• _Stored rows_

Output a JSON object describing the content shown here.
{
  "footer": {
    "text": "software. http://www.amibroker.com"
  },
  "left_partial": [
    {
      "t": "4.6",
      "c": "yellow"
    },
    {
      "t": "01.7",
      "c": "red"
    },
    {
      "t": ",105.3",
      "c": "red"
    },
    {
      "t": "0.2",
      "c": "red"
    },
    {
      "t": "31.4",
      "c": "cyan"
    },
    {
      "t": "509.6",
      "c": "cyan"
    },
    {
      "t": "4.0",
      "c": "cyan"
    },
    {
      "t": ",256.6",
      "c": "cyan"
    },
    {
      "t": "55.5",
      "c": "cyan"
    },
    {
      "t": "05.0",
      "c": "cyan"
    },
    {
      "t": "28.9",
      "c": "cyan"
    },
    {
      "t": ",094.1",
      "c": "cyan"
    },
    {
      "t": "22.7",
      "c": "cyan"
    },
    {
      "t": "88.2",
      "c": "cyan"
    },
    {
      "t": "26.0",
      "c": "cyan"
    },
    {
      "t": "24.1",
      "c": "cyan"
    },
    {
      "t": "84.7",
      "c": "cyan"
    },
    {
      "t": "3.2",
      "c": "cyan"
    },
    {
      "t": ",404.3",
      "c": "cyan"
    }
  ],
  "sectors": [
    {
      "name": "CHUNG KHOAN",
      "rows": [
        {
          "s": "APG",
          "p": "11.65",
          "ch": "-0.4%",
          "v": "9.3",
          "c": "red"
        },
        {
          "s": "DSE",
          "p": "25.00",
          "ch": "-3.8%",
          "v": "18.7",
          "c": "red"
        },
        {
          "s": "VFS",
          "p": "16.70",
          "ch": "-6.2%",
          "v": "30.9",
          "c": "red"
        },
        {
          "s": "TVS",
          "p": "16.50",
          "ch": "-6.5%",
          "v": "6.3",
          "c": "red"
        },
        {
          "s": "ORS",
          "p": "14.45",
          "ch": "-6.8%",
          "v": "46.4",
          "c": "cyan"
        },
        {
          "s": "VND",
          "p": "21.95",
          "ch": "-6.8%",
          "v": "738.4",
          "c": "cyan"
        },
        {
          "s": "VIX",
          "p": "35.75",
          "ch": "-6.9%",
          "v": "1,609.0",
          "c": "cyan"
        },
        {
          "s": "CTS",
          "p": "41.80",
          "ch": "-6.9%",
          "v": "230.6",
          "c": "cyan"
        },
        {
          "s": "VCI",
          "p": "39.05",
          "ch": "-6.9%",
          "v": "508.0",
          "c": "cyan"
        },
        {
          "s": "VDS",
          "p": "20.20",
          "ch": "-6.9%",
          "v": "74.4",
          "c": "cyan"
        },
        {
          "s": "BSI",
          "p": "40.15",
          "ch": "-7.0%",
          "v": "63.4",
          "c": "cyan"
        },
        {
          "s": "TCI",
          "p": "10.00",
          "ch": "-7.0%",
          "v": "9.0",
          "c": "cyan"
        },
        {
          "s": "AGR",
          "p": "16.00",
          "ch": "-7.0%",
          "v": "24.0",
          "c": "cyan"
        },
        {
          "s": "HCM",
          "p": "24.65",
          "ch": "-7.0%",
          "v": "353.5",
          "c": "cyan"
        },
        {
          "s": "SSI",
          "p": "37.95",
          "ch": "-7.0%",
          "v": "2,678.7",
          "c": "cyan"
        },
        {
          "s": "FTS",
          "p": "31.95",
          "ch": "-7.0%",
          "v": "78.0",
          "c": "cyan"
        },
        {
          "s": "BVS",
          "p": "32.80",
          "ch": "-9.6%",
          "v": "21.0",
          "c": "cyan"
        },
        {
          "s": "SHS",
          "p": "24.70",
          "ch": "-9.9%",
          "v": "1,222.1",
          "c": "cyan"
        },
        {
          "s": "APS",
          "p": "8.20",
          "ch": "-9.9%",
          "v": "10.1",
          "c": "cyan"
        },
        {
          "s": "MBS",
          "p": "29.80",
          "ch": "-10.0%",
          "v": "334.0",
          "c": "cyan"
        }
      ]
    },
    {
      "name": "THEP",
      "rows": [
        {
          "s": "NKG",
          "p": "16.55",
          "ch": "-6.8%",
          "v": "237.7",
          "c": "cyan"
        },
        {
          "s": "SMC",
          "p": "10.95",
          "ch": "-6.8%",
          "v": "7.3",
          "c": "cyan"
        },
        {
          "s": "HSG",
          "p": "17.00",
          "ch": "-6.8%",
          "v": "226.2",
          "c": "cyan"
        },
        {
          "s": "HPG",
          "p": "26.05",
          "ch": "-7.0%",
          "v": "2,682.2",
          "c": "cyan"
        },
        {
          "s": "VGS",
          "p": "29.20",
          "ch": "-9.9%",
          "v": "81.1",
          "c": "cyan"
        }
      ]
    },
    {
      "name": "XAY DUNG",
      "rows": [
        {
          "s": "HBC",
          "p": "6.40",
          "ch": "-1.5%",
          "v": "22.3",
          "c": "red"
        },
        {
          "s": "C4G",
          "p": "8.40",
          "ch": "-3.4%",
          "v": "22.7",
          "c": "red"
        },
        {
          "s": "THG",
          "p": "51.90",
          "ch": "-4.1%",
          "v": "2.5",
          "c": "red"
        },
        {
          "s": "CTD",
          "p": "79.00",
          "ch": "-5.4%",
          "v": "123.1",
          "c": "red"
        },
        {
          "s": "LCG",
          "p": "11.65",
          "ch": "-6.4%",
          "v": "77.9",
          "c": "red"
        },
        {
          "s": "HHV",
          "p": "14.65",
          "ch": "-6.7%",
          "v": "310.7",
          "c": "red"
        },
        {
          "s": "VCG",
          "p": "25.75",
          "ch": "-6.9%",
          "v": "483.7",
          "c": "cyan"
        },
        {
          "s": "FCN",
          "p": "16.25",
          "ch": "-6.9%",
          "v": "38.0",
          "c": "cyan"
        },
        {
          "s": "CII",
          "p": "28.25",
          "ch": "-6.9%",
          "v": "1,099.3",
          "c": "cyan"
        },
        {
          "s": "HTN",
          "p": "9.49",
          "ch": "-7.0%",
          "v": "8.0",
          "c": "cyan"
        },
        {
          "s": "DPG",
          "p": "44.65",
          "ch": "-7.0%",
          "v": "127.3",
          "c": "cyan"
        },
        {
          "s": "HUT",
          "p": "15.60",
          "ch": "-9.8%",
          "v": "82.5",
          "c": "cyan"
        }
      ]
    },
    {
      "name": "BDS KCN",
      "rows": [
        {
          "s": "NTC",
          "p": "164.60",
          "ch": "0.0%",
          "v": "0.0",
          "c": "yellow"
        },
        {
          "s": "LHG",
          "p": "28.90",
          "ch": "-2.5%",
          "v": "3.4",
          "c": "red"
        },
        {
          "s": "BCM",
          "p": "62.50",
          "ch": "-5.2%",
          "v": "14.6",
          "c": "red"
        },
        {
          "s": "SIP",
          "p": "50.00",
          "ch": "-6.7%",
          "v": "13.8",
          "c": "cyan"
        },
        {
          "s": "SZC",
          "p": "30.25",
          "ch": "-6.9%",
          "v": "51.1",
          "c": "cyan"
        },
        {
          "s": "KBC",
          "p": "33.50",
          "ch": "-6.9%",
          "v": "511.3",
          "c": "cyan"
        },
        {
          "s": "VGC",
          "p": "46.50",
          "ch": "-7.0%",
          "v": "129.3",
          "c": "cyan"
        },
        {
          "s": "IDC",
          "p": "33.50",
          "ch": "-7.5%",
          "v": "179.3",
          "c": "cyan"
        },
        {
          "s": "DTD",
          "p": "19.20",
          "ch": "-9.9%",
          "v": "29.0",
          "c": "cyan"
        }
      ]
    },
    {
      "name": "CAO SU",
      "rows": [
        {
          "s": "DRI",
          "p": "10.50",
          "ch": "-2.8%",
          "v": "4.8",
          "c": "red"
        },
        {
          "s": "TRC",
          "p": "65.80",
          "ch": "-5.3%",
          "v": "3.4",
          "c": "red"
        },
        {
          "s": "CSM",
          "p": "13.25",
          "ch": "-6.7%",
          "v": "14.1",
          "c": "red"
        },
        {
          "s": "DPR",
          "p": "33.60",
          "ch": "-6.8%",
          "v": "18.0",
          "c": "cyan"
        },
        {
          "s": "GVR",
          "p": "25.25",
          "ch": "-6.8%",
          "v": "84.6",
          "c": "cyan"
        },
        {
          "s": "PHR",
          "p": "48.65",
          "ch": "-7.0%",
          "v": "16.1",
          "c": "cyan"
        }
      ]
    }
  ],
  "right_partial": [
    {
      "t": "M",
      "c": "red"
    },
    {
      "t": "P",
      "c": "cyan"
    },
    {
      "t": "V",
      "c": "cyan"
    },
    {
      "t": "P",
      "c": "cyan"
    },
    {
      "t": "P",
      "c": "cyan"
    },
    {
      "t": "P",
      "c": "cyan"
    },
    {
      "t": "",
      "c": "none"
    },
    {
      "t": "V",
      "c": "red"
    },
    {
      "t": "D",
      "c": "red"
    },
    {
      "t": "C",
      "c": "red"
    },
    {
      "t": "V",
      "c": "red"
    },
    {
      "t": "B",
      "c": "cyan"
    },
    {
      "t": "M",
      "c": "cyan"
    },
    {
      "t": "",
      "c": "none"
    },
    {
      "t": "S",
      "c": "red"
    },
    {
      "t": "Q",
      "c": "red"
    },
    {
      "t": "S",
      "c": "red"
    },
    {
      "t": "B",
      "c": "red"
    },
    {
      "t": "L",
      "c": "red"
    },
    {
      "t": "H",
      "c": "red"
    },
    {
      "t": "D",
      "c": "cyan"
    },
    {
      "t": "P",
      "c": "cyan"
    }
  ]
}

• _What the task asks_
Copy each line above containing the string "name".

• _Completed task_
      "name": "CHUNG KHOAN",
      "name": "THEP",
      "name": "XAY DUNG",
      "name": "BDS KCN",
      "name": "CAO SU",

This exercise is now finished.